Work to complete →
Identify every line in the records below that contains the word "this", and copy each of those lines.

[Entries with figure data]
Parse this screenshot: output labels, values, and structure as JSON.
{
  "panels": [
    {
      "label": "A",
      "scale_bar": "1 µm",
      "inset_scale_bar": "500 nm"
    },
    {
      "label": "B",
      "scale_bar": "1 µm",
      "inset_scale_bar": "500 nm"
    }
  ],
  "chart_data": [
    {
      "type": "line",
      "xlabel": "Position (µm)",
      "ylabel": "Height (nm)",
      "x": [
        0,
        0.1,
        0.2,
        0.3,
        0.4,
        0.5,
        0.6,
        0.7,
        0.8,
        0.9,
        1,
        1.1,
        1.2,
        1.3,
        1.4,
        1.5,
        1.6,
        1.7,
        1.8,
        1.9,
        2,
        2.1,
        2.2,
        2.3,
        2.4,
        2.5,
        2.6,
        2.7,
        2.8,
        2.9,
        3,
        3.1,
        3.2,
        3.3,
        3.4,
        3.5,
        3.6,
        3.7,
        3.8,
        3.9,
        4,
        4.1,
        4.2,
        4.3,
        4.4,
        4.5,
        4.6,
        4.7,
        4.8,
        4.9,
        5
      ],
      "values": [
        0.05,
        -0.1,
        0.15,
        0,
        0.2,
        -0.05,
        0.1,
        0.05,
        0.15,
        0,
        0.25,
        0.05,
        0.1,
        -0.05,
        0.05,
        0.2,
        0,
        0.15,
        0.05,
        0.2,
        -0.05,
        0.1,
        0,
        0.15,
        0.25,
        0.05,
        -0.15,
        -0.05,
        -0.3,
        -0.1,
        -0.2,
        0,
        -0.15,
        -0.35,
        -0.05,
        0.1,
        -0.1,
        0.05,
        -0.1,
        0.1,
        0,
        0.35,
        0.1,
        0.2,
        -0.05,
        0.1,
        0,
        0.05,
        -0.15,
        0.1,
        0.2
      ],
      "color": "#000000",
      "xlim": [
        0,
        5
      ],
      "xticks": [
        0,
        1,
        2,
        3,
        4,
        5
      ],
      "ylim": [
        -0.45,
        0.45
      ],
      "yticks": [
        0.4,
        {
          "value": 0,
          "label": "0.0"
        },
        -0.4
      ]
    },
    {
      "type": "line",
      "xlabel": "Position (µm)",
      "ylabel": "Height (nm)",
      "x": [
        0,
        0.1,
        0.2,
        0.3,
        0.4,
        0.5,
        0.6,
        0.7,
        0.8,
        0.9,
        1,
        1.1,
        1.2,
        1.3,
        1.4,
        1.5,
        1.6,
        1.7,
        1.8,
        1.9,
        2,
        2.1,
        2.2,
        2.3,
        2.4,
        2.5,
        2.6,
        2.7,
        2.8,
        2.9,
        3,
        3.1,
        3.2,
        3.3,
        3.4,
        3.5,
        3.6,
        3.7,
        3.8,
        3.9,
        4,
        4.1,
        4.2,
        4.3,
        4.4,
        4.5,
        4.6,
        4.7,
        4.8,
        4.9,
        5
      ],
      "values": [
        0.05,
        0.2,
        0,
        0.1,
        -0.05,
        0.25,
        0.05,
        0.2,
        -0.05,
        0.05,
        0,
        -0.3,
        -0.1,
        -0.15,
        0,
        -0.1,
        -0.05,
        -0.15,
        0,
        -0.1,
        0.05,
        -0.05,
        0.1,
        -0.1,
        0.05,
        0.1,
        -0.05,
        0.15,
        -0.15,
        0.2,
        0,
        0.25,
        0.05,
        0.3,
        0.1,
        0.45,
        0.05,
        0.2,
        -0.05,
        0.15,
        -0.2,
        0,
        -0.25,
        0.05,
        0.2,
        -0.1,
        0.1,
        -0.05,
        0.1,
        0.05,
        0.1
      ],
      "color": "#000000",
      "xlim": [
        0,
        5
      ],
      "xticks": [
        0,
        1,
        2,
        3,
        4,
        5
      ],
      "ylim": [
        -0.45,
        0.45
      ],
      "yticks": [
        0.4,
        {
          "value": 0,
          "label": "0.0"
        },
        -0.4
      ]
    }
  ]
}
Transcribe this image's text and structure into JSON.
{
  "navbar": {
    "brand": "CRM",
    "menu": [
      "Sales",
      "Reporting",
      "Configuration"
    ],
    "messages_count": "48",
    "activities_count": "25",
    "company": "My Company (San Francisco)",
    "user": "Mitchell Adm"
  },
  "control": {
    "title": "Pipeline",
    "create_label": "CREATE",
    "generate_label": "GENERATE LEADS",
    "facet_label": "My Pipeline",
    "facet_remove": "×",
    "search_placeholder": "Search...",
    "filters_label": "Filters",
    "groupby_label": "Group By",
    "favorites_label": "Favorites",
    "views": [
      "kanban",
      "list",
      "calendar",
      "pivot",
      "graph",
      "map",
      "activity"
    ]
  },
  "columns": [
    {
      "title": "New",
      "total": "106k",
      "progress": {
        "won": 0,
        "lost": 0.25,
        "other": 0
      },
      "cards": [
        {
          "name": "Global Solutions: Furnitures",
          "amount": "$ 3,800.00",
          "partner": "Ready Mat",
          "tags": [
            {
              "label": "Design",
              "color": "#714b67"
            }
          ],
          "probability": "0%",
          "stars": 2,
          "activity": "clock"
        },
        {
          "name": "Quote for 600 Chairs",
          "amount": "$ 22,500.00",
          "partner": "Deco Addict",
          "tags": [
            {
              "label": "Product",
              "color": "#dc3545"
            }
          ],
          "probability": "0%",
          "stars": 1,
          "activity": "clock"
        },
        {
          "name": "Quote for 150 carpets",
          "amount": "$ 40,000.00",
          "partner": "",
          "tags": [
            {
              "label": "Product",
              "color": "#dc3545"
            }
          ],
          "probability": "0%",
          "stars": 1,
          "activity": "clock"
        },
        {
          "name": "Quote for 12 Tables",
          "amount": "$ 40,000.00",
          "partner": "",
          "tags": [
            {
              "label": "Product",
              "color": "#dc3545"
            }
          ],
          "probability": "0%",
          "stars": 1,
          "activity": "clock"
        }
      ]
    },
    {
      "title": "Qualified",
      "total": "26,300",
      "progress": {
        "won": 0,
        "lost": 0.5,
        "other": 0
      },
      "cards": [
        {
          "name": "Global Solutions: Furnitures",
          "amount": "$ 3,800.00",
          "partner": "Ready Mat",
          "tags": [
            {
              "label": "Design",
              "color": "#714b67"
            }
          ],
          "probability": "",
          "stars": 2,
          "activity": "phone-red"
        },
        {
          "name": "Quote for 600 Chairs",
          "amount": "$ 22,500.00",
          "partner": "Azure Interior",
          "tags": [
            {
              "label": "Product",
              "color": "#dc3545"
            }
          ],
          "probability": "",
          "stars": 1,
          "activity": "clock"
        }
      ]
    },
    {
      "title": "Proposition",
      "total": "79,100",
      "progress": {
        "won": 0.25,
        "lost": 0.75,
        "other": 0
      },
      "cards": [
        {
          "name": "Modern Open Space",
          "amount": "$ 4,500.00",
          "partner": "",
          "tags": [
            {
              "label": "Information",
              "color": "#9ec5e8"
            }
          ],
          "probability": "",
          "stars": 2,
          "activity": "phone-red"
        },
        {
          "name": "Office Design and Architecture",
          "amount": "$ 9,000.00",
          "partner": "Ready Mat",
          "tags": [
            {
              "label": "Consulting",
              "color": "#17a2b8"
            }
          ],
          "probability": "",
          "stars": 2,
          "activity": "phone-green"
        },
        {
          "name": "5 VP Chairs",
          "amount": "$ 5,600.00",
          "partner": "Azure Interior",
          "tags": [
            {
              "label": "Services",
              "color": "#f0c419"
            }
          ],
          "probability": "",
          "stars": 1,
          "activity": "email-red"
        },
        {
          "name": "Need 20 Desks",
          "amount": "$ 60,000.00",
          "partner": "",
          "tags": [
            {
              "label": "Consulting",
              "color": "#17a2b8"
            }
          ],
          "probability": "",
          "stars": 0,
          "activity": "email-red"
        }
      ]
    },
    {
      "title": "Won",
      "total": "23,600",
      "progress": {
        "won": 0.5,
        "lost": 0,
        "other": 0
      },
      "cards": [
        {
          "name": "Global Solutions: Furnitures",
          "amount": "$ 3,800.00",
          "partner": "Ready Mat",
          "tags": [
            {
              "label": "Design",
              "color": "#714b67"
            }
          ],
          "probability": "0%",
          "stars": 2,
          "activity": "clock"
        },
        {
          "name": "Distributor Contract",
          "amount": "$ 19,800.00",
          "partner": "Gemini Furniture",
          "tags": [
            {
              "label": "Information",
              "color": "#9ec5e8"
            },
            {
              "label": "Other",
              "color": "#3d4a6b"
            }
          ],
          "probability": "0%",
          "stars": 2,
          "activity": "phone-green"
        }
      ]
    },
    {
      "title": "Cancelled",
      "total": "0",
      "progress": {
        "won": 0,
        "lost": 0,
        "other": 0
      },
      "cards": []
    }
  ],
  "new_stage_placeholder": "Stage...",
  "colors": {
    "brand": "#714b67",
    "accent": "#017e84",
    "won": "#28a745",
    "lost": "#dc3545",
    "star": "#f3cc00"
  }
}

Written reply →
Parse this screenshot: output labels, values, and structure as JSON.
Transcribe this image's text and structure into JSON.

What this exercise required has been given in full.